======== Records for this exercise ========

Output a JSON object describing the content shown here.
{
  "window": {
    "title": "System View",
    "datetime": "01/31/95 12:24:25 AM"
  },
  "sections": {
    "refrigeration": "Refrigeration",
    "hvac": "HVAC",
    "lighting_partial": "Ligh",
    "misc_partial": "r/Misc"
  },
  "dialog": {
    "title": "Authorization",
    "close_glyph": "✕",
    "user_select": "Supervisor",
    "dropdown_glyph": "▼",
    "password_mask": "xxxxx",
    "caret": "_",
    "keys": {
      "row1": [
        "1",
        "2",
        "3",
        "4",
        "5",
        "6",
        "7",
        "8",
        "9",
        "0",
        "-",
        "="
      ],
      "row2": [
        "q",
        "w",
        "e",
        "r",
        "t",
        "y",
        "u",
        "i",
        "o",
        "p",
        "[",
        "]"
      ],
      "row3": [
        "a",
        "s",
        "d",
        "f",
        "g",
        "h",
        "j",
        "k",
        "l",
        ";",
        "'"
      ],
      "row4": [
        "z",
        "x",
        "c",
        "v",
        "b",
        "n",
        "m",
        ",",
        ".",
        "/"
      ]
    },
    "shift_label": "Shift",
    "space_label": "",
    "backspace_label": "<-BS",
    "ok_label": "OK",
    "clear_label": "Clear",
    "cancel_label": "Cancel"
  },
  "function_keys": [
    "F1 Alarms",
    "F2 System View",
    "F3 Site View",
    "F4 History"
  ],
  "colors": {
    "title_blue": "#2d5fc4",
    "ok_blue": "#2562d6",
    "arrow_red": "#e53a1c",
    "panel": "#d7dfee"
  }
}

========

> Task details:
Extract all of the data shown above and repeat it verbatim.

> The response:
Output a JSON object describing the content shown here.
{
  "window": {
    "title": "System View",
    "datetime": "01/31/95 12:24:25 AM"
  },
  "sections": {
    "refrigeration": "Refrigeration",
    "hvac": "HVAC",
    "lighting_partial": "Ligh",
    "misc_partial": "r/Misc"
  },
  "dialog": {
    "title": "Authorization",
    "close_glyph": "✕",
    "user_select": "Supervisor",
    "dropdown_glyph": "▼",
    "password_mask": "xxxxx",
    "caret": "_",
    "keys": {
      "row1": [
        "1",
        "2",
        "3",
        "4",
        "5",
        "6",
        "7",
        "8",
        "9",
        "0",
        "-",
        "="
      ],
      "row2": [
        "q",
        "w",
        "e",
        "r",
        "t",
        "y",
        "u",
        "i",
        "o",
        "p",
        "[",
        "]"
      ],
      "row3": [
        "a",
        "s",
        "d",
        "f",
        "g",
        "h",
        "j",
        "k",
        "l",
        ";",
        "'"
      ],
      "row4": [
        "z",
        "x",
        "c",
        "v",
        "b",
        "n",
        "m",
        ",",
        ".",
        "/"
      ]
    },
    "shift_label": "Shift",
    "space_label": "",
    "backspace_label": "<-BS",
    "ok_label": "OK",
    "clear_label": "Clear",
    "cancel_label": "Cancel"
  },
  "function_keys": [
    "F1 Alarms",
    "F2 System View",
    "F3 Site View",
    "F4 History"
  ],
  "colors": {
    "title_blue": "#2d5fc4",
    "ok_blue": "#2562d6",
    "arrow_red": "#e53a1c",
    "panel": "#d7dfee"
  }
}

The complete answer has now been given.